Task to carry out>
Show each line from the listing that includes the word "assets".

Dataset rows>

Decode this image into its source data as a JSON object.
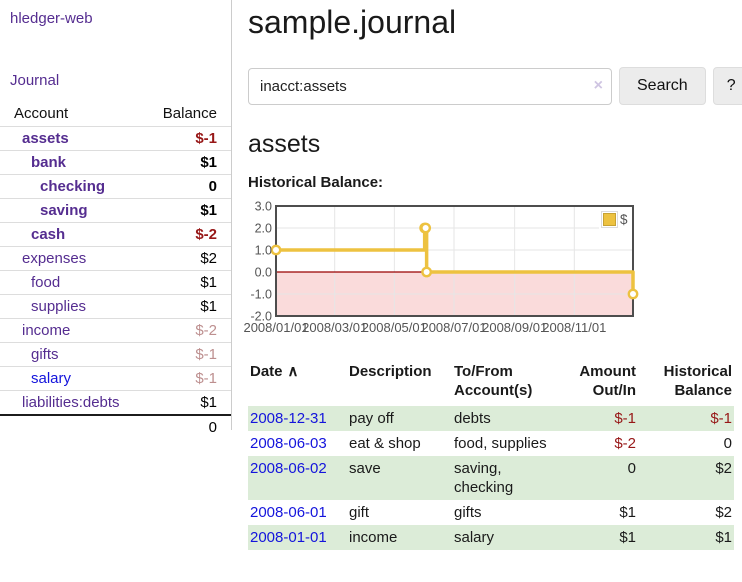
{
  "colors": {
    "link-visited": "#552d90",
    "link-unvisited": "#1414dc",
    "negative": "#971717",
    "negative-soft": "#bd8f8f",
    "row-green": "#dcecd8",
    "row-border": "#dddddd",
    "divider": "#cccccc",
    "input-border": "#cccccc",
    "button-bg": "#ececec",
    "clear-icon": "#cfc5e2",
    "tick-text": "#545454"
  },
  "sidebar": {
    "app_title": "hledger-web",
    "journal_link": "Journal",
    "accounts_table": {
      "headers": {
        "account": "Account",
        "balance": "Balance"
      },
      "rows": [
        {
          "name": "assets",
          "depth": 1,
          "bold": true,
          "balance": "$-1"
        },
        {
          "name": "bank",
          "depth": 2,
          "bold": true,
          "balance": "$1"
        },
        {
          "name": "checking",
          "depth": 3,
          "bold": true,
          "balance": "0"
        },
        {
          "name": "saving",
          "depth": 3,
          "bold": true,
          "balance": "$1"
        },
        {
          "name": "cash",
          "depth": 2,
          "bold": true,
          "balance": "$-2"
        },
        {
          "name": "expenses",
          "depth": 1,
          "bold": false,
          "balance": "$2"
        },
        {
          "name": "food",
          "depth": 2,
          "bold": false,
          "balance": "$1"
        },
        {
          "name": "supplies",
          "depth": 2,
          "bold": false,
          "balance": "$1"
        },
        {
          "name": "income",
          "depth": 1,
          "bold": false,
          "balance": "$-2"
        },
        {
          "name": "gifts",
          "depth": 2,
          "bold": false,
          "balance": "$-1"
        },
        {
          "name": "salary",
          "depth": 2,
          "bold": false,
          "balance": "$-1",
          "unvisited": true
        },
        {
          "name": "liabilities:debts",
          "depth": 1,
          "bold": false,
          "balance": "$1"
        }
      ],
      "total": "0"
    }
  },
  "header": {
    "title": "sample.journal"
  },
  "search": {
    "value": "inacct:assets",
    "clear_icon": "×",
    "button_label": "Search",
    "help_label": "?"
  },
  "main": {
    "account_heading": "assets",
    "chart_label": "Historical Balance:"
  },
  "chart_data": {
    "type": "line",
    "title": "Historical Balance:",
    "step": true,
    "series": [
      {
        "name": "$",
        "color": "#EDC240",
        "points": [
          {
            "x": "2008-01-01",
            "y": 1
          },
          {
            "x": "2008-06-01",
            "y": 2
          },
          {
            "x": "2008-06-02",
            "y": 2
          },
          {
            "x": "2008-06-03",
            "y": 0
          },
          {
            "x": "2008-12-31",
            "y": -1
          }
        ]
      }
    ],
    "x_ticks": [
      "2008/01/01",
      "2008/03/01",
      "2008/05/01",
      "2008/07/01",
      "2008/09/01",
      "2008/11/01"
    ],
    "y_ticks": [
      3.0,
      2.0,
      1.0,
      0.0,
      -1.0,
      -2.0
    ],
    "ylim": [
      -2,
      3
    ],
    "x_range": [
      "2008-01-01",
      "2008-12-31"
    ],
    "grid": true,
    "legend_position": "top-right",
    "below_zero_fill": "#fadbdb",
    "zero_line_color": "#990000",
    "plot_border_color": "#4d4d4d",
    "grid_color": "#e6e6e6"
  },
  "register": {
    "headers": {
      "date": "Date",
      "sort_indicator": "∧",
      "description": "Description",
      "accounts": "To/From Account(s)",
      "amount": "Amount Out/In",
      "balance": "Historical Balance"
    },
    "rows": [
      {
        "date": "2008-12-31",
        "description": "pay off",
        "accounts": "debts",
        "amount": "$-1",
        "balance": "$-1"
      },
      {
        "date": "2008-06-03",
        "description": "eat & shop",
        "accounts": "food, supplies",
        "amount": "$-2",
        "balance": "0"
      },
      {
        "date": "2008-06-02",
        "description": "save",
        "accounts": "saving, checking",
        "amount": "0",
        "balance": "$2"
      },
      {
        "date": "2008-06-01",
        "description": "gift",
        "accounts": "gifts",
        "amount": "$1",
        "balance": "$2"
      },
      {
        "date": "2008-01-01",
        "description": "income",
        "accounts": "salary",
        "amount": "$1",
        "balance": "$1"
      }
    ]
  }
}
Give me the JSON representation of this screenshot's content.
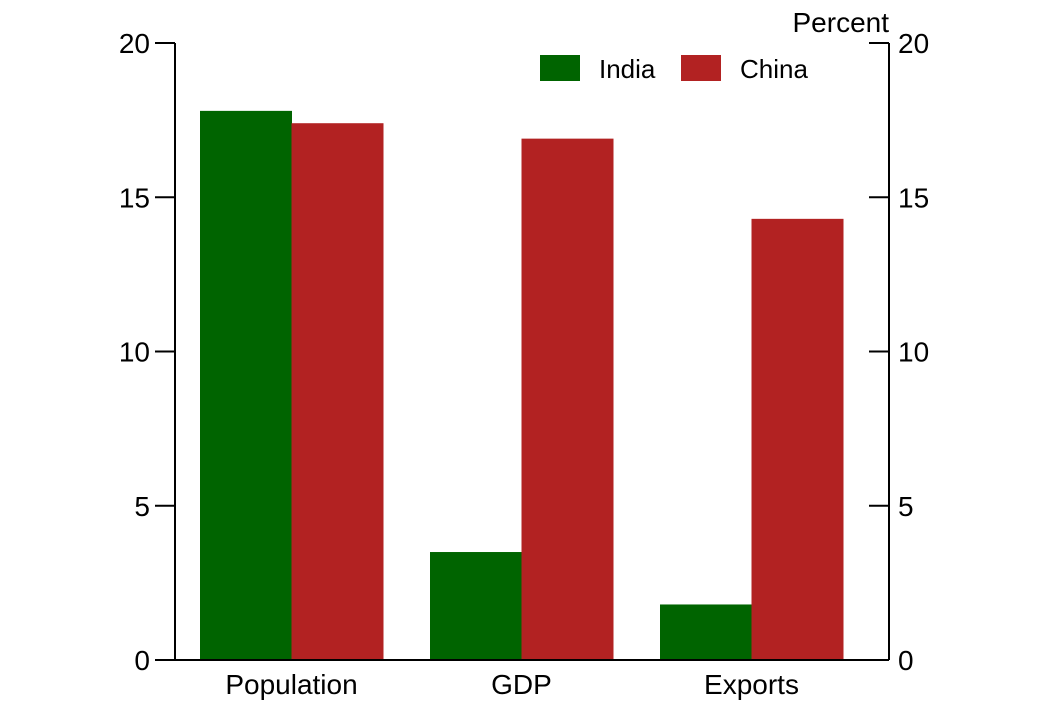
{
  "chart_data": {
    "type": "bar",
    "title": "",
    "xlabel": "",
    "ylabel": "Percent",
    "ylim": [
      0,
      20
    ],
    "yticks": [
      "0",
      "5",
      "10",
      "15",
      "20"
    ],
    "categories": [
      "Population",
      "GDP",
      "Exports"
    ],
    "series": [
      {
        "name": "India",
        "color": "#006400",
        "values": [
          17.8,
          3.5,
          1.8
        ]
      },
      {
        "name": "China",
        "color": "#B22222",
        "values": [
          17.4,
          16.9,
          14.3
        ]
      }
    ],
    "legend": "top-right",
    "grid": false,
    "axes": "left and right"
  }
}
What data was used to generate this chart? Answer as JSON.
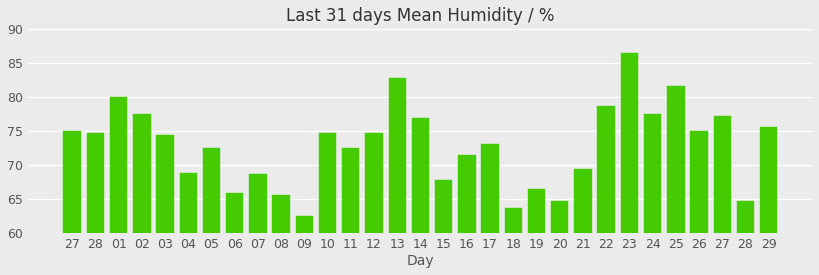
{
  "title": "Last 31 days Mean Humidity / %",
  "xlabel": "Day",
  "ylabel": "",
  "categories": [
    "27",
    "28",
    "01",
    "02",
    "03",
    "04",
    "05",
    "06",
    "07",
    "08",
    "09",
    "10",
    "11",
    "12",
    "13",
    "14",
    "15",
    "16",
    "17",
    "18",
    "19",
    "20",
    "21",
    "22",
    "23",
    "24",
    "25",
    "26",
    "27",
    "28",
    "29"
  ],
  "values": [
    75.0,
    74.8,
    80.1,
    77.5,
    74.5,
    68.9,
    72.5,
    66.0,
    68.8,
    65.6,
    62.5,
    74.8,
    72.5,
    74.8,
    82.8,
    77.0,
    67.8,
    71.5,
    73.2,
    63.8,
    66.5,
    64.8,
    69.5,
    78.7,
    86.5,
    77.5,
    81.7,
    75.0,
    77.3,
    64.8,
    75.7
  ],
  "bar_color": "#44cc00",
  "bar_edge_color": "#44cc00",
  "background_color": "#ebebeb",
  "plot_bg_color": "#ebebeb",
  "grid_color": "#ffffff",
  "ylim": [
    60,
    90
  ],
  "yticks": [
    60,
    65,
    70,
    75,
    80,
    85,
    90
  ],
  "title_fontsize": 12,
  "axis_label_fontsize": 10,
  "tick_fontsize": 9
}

Answer for the task>
          "name": "assets",
    "value": "inacct:assets",
    "account_heading": "assets",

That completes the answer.